(Recorded data)
____________________

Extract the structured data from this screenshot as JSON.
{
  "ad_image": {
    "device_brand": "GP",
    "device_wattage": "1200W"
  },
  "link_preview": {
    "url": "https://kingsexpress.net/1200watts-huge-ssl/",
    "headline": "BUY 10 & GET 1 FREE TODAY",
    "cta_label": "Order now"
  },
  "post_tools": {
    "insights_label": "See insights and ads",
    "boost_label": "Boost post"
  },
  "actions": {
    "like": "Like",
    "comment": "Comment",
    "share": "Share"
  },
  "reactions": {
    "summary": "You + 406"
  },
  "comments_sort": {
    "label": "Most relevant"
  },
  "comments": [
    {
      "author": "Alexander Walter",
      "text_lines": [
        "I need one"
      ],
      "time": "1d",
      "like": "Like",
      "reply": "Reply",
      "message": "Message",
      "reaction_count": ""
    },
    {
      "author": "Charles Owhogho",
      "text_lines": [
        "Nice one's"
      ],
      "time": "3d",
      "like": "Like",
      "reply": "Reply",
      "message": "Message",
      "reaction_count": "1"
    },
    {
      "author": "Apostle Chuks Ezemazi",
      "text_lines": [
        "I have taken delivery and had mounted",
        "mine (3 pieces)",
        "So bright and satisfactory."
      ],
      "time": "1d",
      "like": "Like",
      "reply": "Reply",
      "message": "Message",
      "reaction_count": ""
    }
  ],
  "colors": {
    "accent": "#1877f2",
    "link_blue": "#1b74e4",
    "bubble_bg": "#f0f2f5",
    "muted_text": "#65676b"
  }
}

____________________

- _TASK DETAILS_
Faithfully reproduce all of the records, character for character.

- _WORKED SOLUTION_
Extract the structured data from this screenshot as JSON.
{
  "ad_image": {
    "device_brand": "GP",
    "device_wattage": "1200W"
  },
  "link_preview": {
    "url": "https://kingsexpress.net/1200watts-huge-ssl/",
    "headline": "BUY 10 & GET 1 FREE TODAY",
    "cta_label": "Order now"
  },
  "post_tools": {
    "insights_label": "See insights and ads",
    "boost_label": "Boost post"
  },
  "actions": {
    "like": "Like",
    "comment": "Comment",
    "share": "Share"
  },
  "reactions": {
    "summary": "You + 406"
  },
  "comments_sort": {
    "label": "Most relevant"
  },
  "comments": [
    {
      "author": "Alexander Walter",
      "text_lines": [
        "I need one"
      ],
      "time": "1d",
      "like": "Like",
      "reply": "Reply",
      "message": "Message",
      "reaction_count": ""
    },
    {
      "author": "Charles Owhogho",
      "text_lines": [
        "Nice one's"
      ],
      "time": "3d",
      "like": "Like",
      "reply": "Reply",
      "message": "Message",
      "reaction_count": "1"
    },
    {
      "author": "Apostle Chuks Ezemazi",
      "text_lines": [
        "I have taken delivery and had mounted",
        "mine (3 pieces)",
        "So bright and satisfactory."
      ],
      "time": "1d",
      "like": "Like",
      "reply": "Reply",
      "message": "Message",
      "reaction_count": ""
    }
  ],
  "colors": {
    "accent": "#1877f2",
    "link_blue": "#1b74e4",
    "bubble_bg": "#f0f2f5",
    "muted_text": "#65676b"
  }
}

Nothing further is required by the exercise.